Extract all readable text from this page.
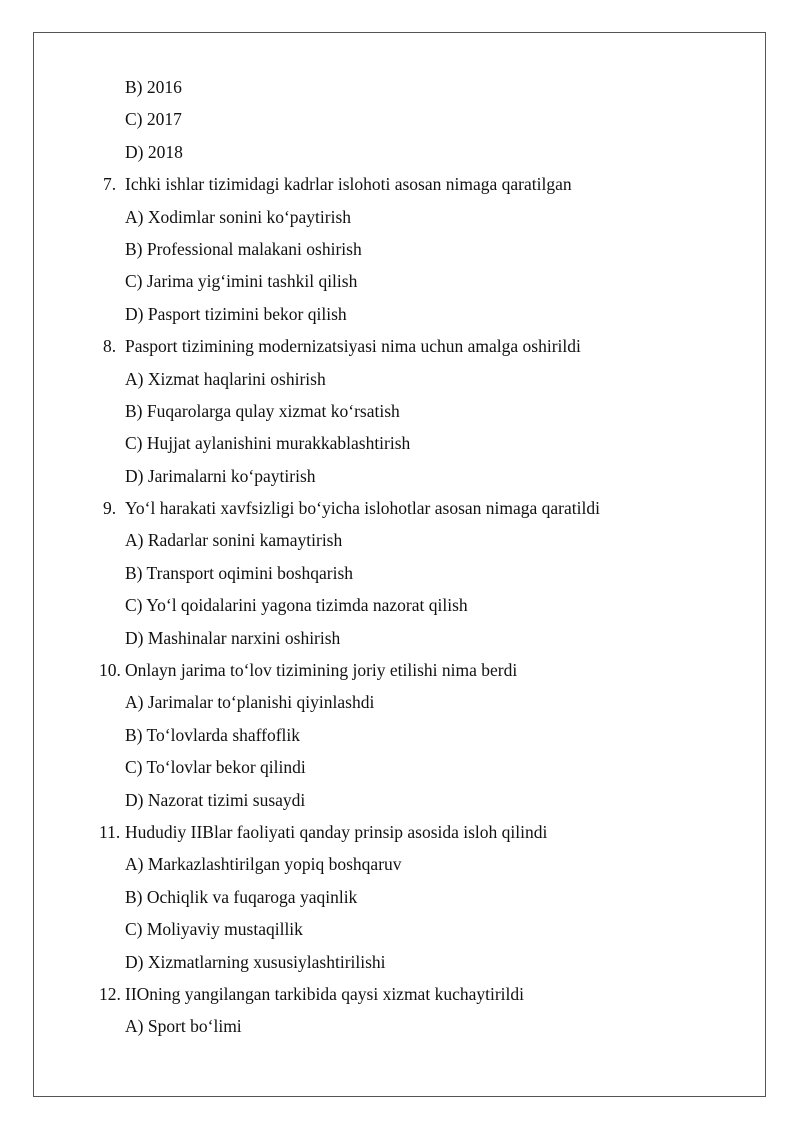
B) 2016
C) 2017
D) 2018
7. Ichki ishlar tizimidagi kadrlar islohoti asosan nimaga qaratilgan
A) Xodimlar sonini koʻpaytirish
B) Professional malakani oshirish
C) Jarima yigʻimini tashkil qilish
D) Pasport tizimini bekor qilish
8. Pasport tizimining modernizatsiyasi nima uchun amalga oshirildi
A) Xizmat haqlarini oshirish
B) Fuqarolarga qulay xizmat koʻrsatish
C) Hujjat aylanishini murakkablashtirish
D) Jarimalarni koʻpaytirish
9. Yoʻl harakati xavfsizligi boʻyicha islohotlar asosan nimaga qaratildi
A) Radarlar sonini kamaytirish
B) Transport oqimini boshqarish
C) Yoʻl qoidalarini yagona tizimda nazorat qilish
D) Mashinalar narxini oshirish
10. Onlayn jarima toʻlov tizimining joriy etilishi nima berdi
A) Jarimalar toʻplanishi qiyinlashdi
B) Toʻlovlarda shaffoflik
C) Toʻlovlar bekor qilindi
D) Nazorat tizimi susaydi
11. Hududiy IIBlar faoliyati qanday prinsip asosida isloh qilindi
A) Markazlashtirilgan yopiq boshqaruv
B) Ochiqlik va fuqaroga yaqinlik
C) Moliyaviy mustaqillik
D) Xizmatlarning xususiylashtirilishi
12. IIOning yangilangan tarkibida qaysi xizmat kuchaytirildi
A) Sport boʻlimi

Problem details:
Copy out each line in the listing that has the word "koʻpaytirish".

Result of the exercise:
A) Xodimlar sonini koʻpaytirish
D) Jarimalarni koʻpaytirish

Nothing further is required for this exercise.